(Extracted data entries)
** Begin **
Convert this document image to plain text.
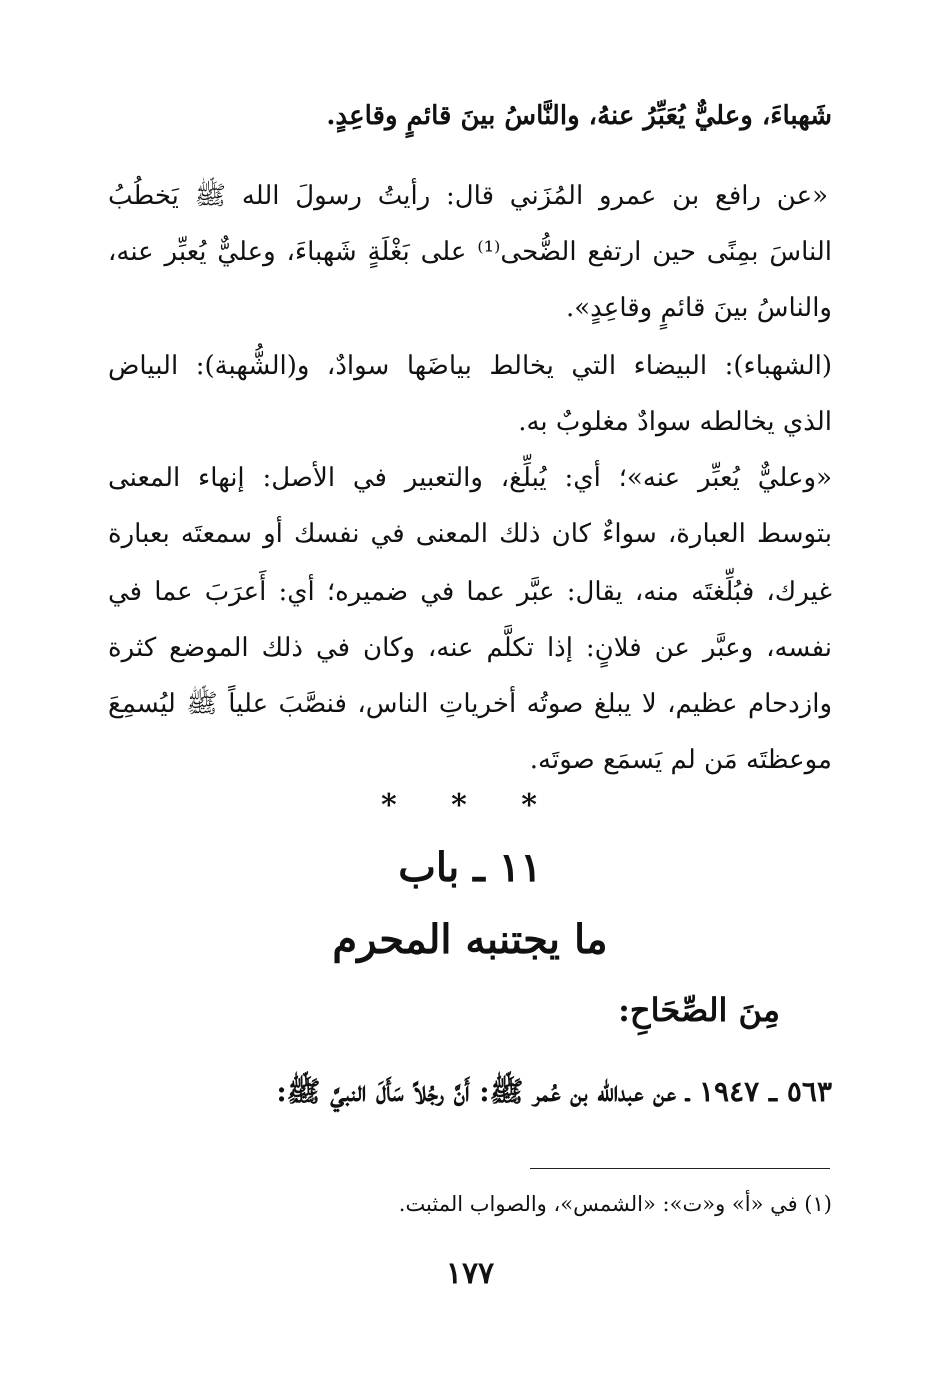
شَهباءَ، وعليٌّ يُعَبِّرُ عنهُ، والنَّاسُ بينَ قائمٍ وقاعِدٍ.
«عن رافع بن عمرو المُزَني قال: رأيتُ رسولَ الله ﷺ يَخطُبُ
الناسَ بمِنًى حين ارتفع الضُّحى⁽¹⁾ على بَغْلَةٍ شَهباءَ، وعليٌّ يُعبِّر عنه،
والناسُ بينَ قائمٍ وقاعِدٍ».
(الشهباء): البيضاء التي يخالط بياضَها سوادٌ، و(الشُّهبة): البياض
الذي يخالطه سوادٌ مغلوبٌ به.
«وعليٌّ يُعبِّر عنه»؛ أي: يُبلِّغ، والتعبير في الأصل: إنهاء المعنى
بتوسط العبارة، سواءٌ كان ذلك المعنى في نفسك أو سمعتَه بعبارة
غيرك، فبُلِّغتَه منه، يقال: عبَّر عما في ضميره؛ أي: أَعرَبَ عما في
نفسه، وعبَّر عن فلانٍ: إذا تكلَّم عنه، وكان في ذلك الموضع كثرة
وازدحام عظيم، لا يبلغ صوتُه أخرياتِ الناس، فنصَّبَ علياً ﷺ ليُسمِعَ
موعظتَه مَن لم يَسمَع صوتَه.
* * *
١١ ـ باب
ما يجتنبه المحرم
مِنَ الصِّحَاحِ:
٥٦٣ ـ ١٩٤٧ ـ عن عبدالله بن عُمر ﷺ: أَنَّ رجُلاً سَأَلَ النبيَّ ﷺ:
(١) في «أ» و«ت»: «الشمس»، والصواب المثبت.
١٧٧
** End **
** Written request **
Leave out the pictures and copy the rest of the material above exactly.

** Correct response **
Convert this document image to plain text.
شَهباءَ، وعليٌّ يُعَبِّرُ عنهُ، والنَّاسُ بينَ قائمٍ وقاعِدٍ.
«عن رافع بن عمرو المُزَني قال: رأيتُ رسولَ الله ﷺ يَخطُبُ
الناسَ بمِنًى حين ارتفع الضُّحى⁽¹⁾ على بَغْلَةٍ شَهباءَ، وعليٌّ يُعبِّر عنه،
والناسُ بينَ قائمٍ وقاعِدٍ».
(الشهباء): البيضاء التي يخالط بياضَها سوادٌ، و(الشُّهبة): البياض
الذي يخالطه سوادٌ مغلوبٌ به.
«وعليٌّ يُعبِّر عنه»؛ أي: يُبلِّغ، والتعبير في الأصل: إنهاء المعنى
بتوسط العبارة، سواءٌ كان ذلك المعنى في نفسك أو سمعتَه بعبارة
غيرك، فبُلِّغتَه منه، يقال: عبَّر عما في ضميره؛ أي: أَعرَبَ عما في
نفسه، وعبَّر عن فلانٍ: إذا تكلَّم عنه، وكان في ذلك الموضع كثرة
وازدحام عظيم، لا يبلغ صوتُه أخرياتِ الناس، فنصَّبَ علياً ﷺ ليُسمِعَ
موعظتَه مَن لم يَسمَع صوتَه.
* * *
١١ ـ باب
ما يجتنبه المحرم
مِنَ الصِّحَاحِ:
٥٦٣ ـ ١٩٤٧ ـ عن عبدالله بن عُمر ﷺ: أَنَّ رجُلاً سَأَلَ النبيَّ ﷺ:
(١) في «أ» و«ت»: «الشمس»، والصواب المثبت.
١٧٧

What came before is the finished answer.